Your instructions: Reproduce the records below in full and without edits, omitting images.

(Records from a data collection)
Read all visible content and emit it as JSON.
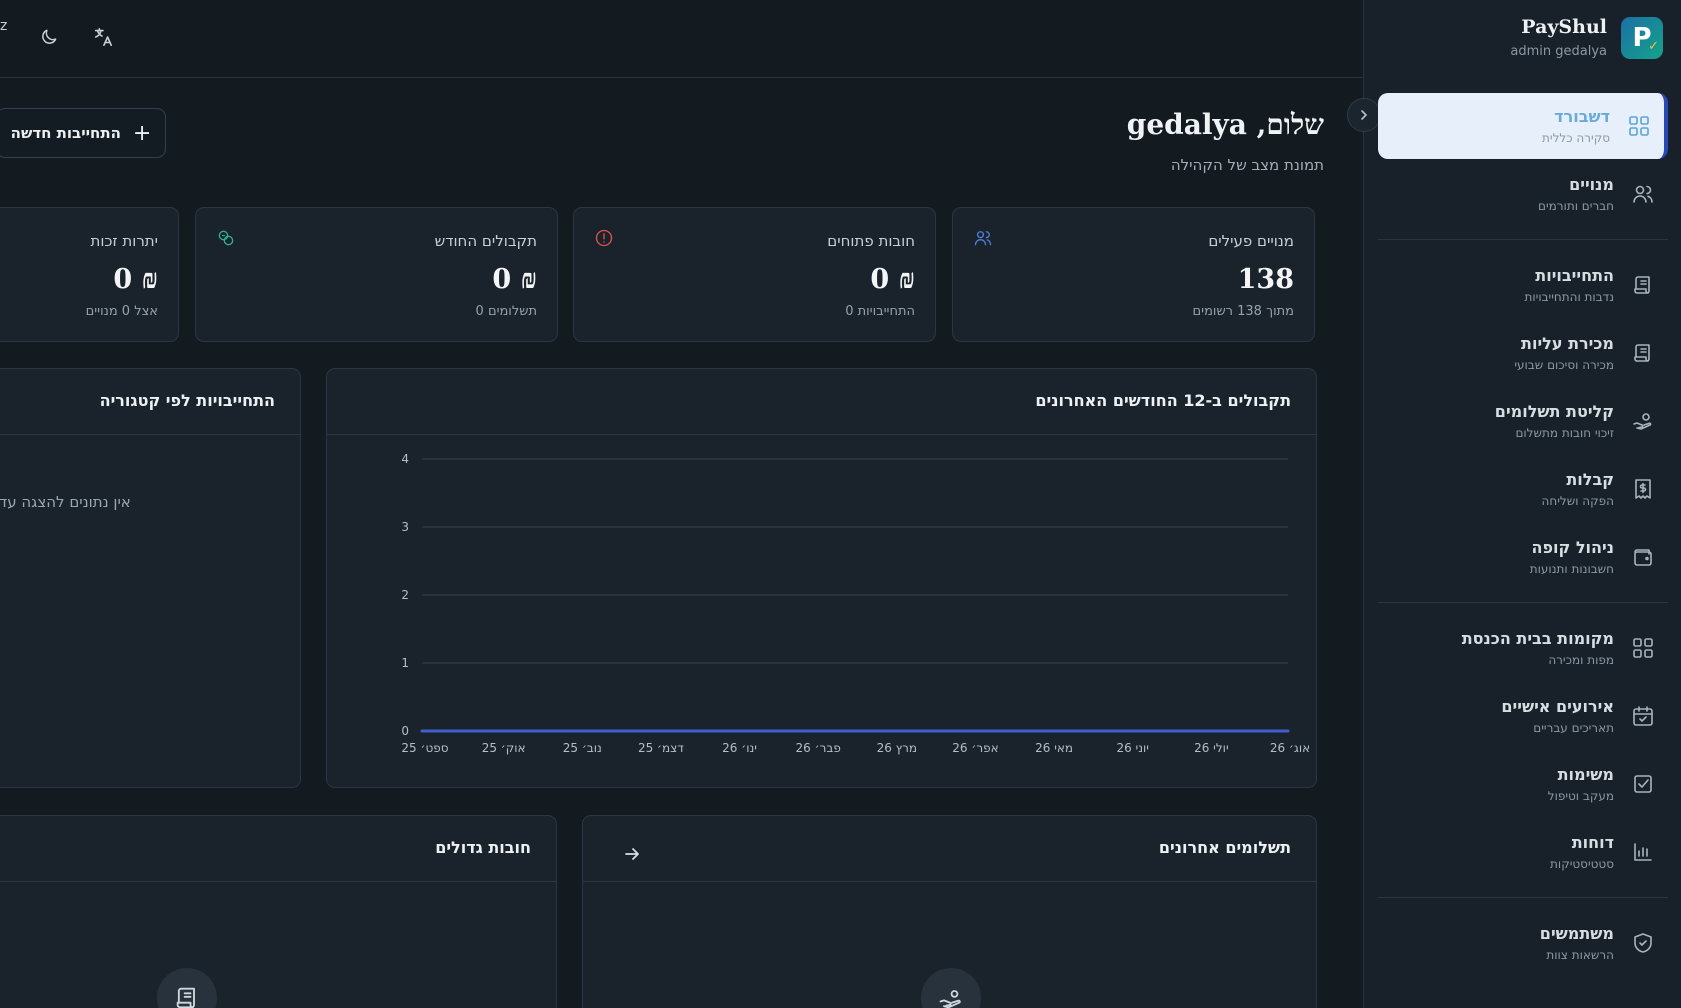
{
  "brand": {
    "name": "PayShul",
    "user": "admin gedalya",
    "logo_letter": "P"
  },
  "nav": [
    {
      "label": "דשבורד",
      "sub": "סקירה כללית",
      "icon": "dashboard-grid-icon",
      "active": true
    },
    {
      "label": "מנויים",
      "sub": "חברים ותורמים",
      "icon": "users-icon"
    },
    {
      "label": "התחייבויות",
      "sub": "נדבות והתחייבויות",
      "icon": "scroll-icon"
    },
    {
      "label": "מכירת עליות",
      "sub": "מכירה וסיכום שבועי",
      "icon": "scroll-icon"
    },
    {
      "label": "קליטת תשלומים",
      "sub": "זיכוי חובות מתשלום",
      "icon": "hand-coins-icon"
    },
    {
      "label": "קבלות",
      "sub": "הפקה ושליחה",
      "icon": "receipt-icon"
    },
    {
      "label": "ניהול קופה",
      "sub": "חשבונות ותנועות",
      "icon": "wallet-icon"
    },
    {
      "label": "מקומות בבית הכנסת",
      "sub": "מפות ומכירה",
      "icon": "seats-grid-icon"
    },
    {
      "label": "אירועים אישיים",
      "sub": "תאריכים עבריים",
      "icon": "calendar-icon"
    },
    {
      "label": "משימות",
      "sub": "מעקב וטיפול",
      "icon": "check-square-icon"
    },
    {
      "label": "דוחות",
      "sub": "סטטיסטיקות",
      "icon": "bar-chart-icon"
    },
    {
      "label": "משתמשים",
      "sub": "הרשאות צוות",
      "icon": "shield-icon"
    }
  ],
  "topbar": {
    "partial_text": "z"
  },
  "header": {
    "greeting": "שלום, gedalya",
    "subtitle": "תמונת מצב של הקהילה",
    "new_button": "התחייבות חדשה"
  },
  "stats": [
    {
      "title": "מנויים פעילים",
      "value": "138",
      "sub": "מתוך 138 רשומים",
      "icon": "users-icon",
      "color": "#4f7fd6"
    },
    {
      "title": "חובות פתוחים",
      "value": "0 ₪",
      "sub": "0 התחייבויות",
      "icon": "alert-circle-icon",
      "color": "#e0524f"
    },
    {
      "title": "תקבולים החודש",
      "value": "0 ₪",
      "sub": "0 תשלומים",
      "icon": "coins-icon",
      "color": "#2fb08a"
    },
    {
      "title": "יתרות זכות",
      "value": "0 ₪",
      "sub": "אצל 0 מנויים",
      "icon": "",
      "color": ""
    }
  ],
  "sections": {
    "chart_title": "תקבולים ב-12 החודשים האחרונים",
    "category_title": "התחייבויות לפי קטגוריה",
    "category_empty": "אין נתונים להצגה עד",
    "payments_title": "תשלומים אחרונים",
    "debts_title": "חובות גדולים"
  },
  "chart_data": {
    "type": "line",
    "title": "תקבולים ב-12 החודשים האחרונים",
    "xlabel": "",
    "ylabel": "",
    "categories": [
      "ספט׳ 25",
      "אוק׳ 25",
      "נוב׳ 25",
      "דצמ׳ 25",
      "ינו׳ 26",
      "פבר׳ 26",
      "מרץ 26",
      "אפר׳ 26",
      "מאי 26",
      "יוני 26",
      "יולי 26",
      "אוג׳ 26"
    ],
    "series": [
      {
        "values": [
          0,
          0,
          0,
          0,
          0,
          0,
          0,
          0,
          0,
          0,
          0,
          0
        ],
        "color": "#3f5fd0"
      }
    ],
    "ylim": [
      0,
      4
    ],
    "yticks": [
      0,
      1,
      2,
      3,
      4
    ],
    "grid": true,
    "legend": "none"
  }
}
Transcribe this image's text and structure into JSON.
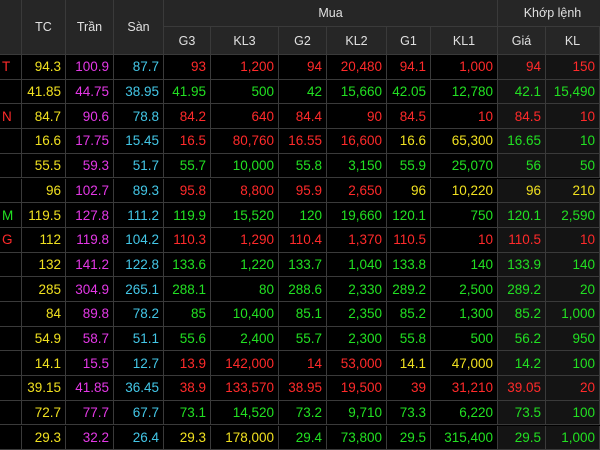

Solved problem:
Read all visible content and emit it as JSON.
{
  "brand": {
    "name": "PayShul",
    "user": "admin gedalya",
    "logo_letter": "P"
  },
  "nav": [
    {
      "label": "דשבורד",
      "sub": "סקירה כללית",
      "icon": "dashboard-grid-icon",
      "active": true
    },
    {
      "label": "מנויים",
      "sub": "חברים ותורמים",
      "icon": "users-icon"
    },
    {
      "label": "התחייבויות",
      "sub": "נדבות והתחייבויות",
      "icon": "scroll-icon"
    },
    {
      "label": "מכירת עליות",
      "sub": "מכירה וסיכום שבועי",
      "icon": "scroll-icon"
    },
    {
      "label": "קליטת תשלומים",
      "sub": "זיכוי חובות מתשלום",
      "icon": "hand-coins-icon"
    },
    {
      "label": "קבלות",
      "sub": "הפקה ושליחה",
      "icon": "receipt-icon"
    },
    {
      "label": "ניהול קופה",
      "sub": "חשבונות ותנועות",
      "icon": "wallet-icon"
    },
    {
      "label": "מקומות בבית הכנסת",
      "sub": "מפות ומכירה",
      "icon": "seats-grid-icon"
    },
    {
      "label": "אירועים אישיים",
      "sub": "תאריכים עבריים",
      "icon": "calendar-icon"
    },
    {
      "label": "משימות",
      "sub": "מעקב וטיפול",
      "icon": "check-square-icon"
    },
    {
      "label": "דוחות",
      "sub": "סטטיסטיקות",
      "icon": "bar-chart-icon"
    },
    {
      "label": "משתמשים",
      "sub": "הרשאות צוות",
      "icon": "shield-icon"
    }
  ],
  "topbar": {
    "partial_text": "z"
  },
  "header": {
    "greeting": "שלום, gedalya",
    "subtitle": "תמונת מצב של הקהילה",
    "new_button": "התחייבות חדשה"
  },
  "stats": [
    {
      "title": "מנויים פעילים",
      "value": "138",
      "sub": "מתוך 138 רשומים",
      "icon": "users-icon",
      "color": "#4f7fd6"
    },
    {
      "title": "חובות פתוחים",
      "value": "0 ₪",
      "sub": "0 התחייבויות",
      "icon": "alert-circle-icon",
      "color": "#e0524f"
    },
    {
      "title": "תקבולים החודש",
      "value": "0 ₪",
      "sub": "0 תשלומים",
      "icon": "coins-icon",
      "color": "#2fb08a"
    },
    {
      "title": "יתרות זכות",
      "value": "0 ₪",
      "sub": "אצל 0 מנויים",
      "icon": "",
      "color": ""
    }
  ],
  "sections": {
    "chart_title": "תקבולים ב-12 החודשים האחרונים",
    "category_title": "התחייבויות לפי קטגוריה",
    "category_empty": "אין נתונים להצגה עד",
    "payments_title": "תשלומים אחרונים",
    "debts_title": "חובות גדולים"
  },
  "chart_data": {
    "type": "line",
    "title": "תקבולים ב-12 החודשים האחרונים",
    "xlabel": "",
    "ylabel": "",
    "categories": [
      "ספט׳ 25",
      "אוק׳ 25",
      "נוב׳ 25",
      "דצמ׳ 25",
      "ינו׳ 26",
      "פבר׳ 26",
      "מרץ 26",
      "אפר׳ 26",
      "מאי 26",
      "יוני 26",
      "יולי 26",
      "אוג׳ 26"
    ],
    "series": [
      {
        "values": [
          0,
          0,
          0,
          0,
          0,
          0,
          0,
          0,
          0,
          0,
          0,
          0
        ],
        "color": "#3f5fd0"
      }
    ],
    "ylim": [
      0,
      4
    ],
    "yticks": [
      0,
      1,
      2,
      3,
      4
    ],
    "grid": true,
    "legend": "none"
  }
}
Transcribe this image's text and structure into JSON.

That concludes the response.